:: EXTRACTED INFORMATION ::
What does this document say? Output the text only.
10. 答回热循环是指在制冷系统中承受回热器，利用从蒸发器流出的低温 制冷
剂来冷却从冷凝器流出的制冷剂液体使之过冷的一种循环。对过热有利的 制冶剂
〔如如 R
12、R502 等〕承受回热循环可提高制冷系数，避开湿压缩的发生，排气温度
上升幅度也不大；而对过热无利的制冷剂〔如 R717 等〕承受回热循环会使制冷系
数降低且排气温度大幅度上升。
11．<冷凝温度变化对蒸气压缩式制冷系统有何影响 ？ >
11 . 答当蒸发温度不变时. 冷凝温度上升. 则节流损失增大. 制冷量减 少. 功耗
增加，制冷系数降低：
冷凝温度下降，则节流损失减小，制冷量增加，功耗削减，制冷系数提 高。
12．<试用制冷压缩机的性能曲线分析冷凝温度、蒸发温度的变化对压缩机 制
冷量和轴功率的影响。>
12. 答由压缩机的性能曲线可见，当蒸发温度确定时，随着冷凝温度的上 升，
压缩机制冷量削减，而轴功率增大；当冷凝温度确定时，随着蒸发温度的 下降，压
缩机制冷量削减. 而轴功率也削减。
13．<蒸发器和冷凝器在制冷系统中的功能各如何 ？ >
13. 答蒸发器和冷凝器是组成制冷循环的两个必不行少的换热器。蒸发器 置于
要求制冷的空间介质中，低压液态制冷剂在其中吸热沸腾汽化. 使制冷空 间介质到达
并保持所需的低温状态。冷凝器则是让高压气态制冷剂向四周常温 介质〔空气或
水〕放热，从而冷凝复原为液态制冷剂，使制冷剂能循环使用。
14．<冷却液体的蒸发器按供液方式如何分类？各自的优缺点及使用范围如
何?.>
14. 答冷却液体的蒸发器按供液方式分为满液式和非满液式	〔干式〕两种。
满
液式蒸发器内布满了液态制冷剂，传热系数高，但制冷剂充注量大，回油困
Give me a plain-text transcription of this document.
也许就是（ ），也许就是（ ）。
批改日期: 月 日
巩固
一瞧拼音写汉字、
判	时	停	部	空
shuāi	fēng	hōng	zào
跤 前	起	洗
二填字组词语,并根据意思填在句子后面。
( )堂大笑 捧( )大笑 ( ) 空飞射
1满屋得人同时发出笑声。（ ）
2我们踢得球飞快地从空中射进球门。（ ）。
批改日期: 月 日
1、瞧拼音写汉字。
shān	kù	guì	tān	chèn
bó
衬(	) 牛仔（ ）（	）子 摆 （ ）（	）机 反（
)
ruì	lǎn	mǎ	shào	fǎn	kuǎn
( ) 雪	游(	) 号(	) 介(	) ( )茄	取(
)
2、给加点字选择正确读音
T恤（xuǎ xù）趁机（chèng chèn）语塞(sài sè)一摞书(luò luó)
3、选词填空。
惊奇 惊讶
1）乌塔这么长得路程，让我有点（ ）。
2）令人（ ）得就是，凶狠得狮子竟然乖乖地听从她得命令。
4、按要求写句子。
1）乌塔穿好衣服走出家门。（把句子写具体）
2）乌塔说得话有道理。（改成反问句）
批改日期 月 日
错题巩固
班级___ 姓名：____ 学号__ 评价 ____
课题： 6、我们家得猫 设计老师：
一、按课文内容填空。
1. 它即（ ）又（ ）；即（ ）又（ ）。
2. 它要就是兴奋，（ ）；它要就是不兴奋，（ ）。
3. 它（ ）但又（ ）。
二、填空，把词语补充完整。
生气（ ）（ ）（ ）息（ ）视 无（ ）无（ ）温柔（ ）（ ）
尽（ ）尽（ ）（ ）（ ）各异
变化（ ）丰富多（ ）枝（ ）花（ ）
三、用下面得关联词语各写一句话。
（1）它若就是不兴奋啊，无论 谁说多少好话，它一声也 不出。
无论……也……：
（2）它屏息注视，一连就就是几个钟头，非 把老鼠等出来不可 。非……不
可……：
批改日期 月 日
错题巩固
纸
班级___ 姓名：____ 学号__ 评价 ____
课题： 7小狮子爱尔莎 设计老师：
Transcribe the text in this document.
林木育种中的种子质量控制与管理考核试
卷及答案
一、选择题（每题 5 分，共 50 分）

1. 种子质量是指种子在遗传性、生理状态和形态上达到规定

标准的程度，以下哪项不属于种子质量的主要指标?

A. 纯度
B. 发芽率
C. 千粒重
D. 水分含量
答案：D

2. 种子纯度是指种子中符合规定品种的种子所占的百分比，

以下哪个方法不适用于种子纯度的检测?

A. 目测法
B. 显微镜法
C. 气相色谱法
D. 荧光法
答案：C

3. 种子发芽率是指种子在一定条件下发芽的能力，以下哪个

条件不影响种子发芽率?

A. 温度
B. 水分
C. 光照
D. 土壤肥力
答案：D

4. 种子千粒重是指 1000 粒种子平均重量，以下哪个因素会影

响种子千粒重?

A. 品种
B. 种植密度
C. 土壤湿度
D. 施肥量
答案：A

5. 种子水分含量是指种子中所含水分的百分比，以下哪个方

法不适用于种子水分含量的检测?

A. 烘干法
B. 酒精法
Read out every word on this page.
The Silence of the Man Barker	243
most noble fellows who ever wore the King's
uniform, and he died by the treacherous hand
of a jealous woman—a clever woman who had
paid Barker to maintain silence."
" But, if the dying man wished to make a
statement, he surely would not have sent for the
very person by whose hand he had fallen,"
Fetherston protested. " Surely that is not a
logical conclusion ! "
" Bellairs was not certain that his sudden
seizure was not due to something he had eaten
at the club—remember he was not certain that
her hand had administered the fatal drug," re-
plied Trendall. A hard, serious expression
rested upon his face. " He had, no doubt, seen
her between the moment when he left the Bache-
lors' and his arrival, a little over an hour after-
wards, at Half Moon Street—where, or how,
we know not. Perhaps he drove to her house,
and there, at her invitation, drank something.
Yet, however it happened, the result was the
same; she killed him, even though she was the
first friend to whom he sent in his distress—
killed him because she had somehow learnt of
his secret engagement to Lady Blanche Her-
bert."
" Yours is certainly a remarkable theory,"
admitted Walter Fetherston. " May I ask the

:: PROBLEM TO SOLVE ::
Would you copy out each line exactly as written?

:: THE ANSWER ::
What does this document say? Output the text only.
10. 答回热循环是指在制冷系统中承受回热器，利用从蒸发器流出的低温 制冷
剂来冷却从冷凝器流出的制冷剂液体使之过冷的一种循环。对过热有利的 制冶剂
〔如如 R
12、R502 等〕承受回热循环可提高制冷系数，避开湿压缩的发生，排气温度
上升幅度也不大；而对过热无利的制冷剂〔如 R717 等〕承受回热循环会使制冷系
数降低且排气温度大幅度上升。
11．<冷凝温度变化对蒸气压缩式制冷系统有何影响 ？ >
11 . 答当蒸发温度不变时. 冷凝温度上升. 则节流损失增大. 制冷量减 少. 功耗
增加，制冷系数降低：
冷凝温度下降，则节流损失减小，制冷量增加，功耗削减，制冷系数提 高。
12．<试用制冷压缩机的性能曲线分析冷凝温度、蒸发温度的变化对压缩机 制
冷量和轴功率的影响。>
12. 答由压缩机的性能曲线可见，当蒸发温度确定时，随着冷凝温度的上 升，
压缩机制冷量削减，而轴功率增大；当冷凝温度确定时，随着蒸发温度的 下降，压
缩机制冷量削减. 而轴功率也削减。
13．<蒸发器和冷凝器在制冷系统中的功能各如何 ？ >
13. 答蒸发器和冷凝器是组成制冷循环的两个必不行少的换热器。蒸发器 置于
要求制冷的空间介质中，低压液态制冷剂在其中吸热沸腾汽化. 使制冷空 间介质到达
并保持所需的低温状态。冷凝器则是让高压气态制冷剂向四周常温 介质〔空气或
水〕放热，从而冷凝复原为液态制冷剂，使制冷剂能循环使用。
14．<冷却液体的蒸发器按供液方式如何分类？各自的优缺点及使用范围如
何?.>
14. 答冷却液体的蒸发器按供液方式分为满液式和非满液式	〔干式〕两种。
满
液式蒸发器内布满了液态制冷剂，传热系数高，但制冷剂充注量大，回油困
Give me a plain-text transcription of this document.
也许就是（ ），也许就是（ ）。
批改日期: 月 日
巩固
一瞧拼音写汉字、
判	时	停	部	空
shuāi	fēng	hōng	zào
跤 前	起	洗
二填字组词语,并根据意思填在句子后面。
( )堂大笑 捧( )大笑 ( ) 空飞射
1满屋得人同时发出笑声。（ ）
2我们踢得球飞快地从空中射进球门。（ ）。
批改日期: 月 日
1、瞧拼音写汉字。
shān	kù	guì	tān	chèn
bó
衬(	) 牛仔（ ）（	）子 摆 （ ）（	）机 反（
)
ruì	lǎn	mǎ	shào	fǎn	kuǎn
( ) 雪	游(	) 号(	) 介(	) ( )茄	取(
)
2、给加点字选择正确读音
T恤（xuǎ xù）趁机（chèng chèn）语塞(sài sè)一摞书(luò luó)
3、选词填空。
惊奇 惊讶
1）乌塔这么长得路程，让我有点（ ）。
2）令人（ ）得就是，凶狠得狮子竟然乖乖地听从她得命令。
4、按要求写句子。
1）乌塔穿好衣服走出家门。（把句子写具体）
2）乌塔说得话有道理。（改成反问句）
批改日期 月 日
错题巩固
班级___ 姓名：____ 学号__ 评价 ____
课题： 6、我们家得猫 设计老师：
一、按课文内容填空。
1. 它即（ ）又（ ）；即（ ）又（ ）。
2. 它要就是兴奋，（ ）；它要就是不兴奋，（ ）。
3. 它（ ）但又（ ）。
二、填空，把词语补充完整。
生气（ ）（ ）（ ）息（ ）视 无（ ）无（ ）温柔（ ）（ ）
尽（ ）尽（ ）（ ）（ ）各异
变化（ ）丰富多（ ）枝（ ）花（ ）
三、用下面得关联词语各写一句话。
（1）它若就是不兴奋啊，无论 谁说多少好话，它一声也 不出。
无论……也……：
（2）它屏息注视，一连就就是几个钟头，非 把老鼠等出来不可 。非……不
可……：
批改日期 月 日
错题巩固
纸
班级___ 姓名：____ 学号__ 评价 ____
课题： 7小狮子爱尔莎 设计老师：
Transcribe the text in this document.
林木育种中的种子质量控制与管理考核试
卷及答案
一、选择题（每题 5 分，共 50 分）

1. 种子质量是指种子在遗传性、生理状态和形态上达到规定

标准的程度，以下哪项不属于种子质量的主要指标?

A. 纯度
B. 发芽率
C. 千粒重
D. 水分含量
答案：D

2. 种子纯度是指种子中符合规定品种的种子所占的百分比，

以下哪个方法不适用于种子纯度的检测?

A. 目测法
B. 显微镜法
C. 气相色谱法
D. 荧光法
答案：C

3. 种子发芽率是指种子在一定条件下发芽的能力，以下哪个

条件不影响种子发芽率?

A. 温度
B. 水分
C. 光照
D. 土壤肥力
答案：D

4. 种子千粒重是指 1000 粒种子平均重量，以下哪个因素会影

响种子千粒重?

A. 品种
B. 种植密度
C. 土壤湿度
D. 施肥量
答案：A

5. 种子水分含量是指种子中所含水分的百分比，以下哪个方

法不适用于种子水分含量的检测?

A. 烘干法
B. 酒精法
Read out every word on this page.
The Silence of the Man Barker	243
most noble fellows who ever wore the King's
uniform, and he died by the treacherous hand
of a jealous woman—a clever woman who had
paid Barker to maintain silence."
" But, if the dying man wished to make a
statement, he surely would not have sent for the
very person by whose hand he had fallen,"
Fetherston protested. " Surely that is not a
logical conclusion ! "
" Bellairs was not certain that his sudden
seizure was not due to something he had eaten
at the club—remember he was not certain that
her hand had administered the fatal drug," re-
plied Trendall. A hard, serious expression
rested upon his face. " He had, no doubt, seen
her between the moment when he left the Bache-
lors' and his arrival, a little over an hour after-
wards, at Half Moon Street—where, or how,
we know not. Perhaps he drove to her house,
and there, at her invitation, drank something.
Yet, however it happened, the result was the
same; she killed him, even though she was the
first friend to whom he sent in his distress—
killed him because she had somehow learnt of
his secret engagement to Lady Blanche Her-
bert."
" Yours is certainly a remarkable theory,"
admitted Walter Fetherston. " May I ask the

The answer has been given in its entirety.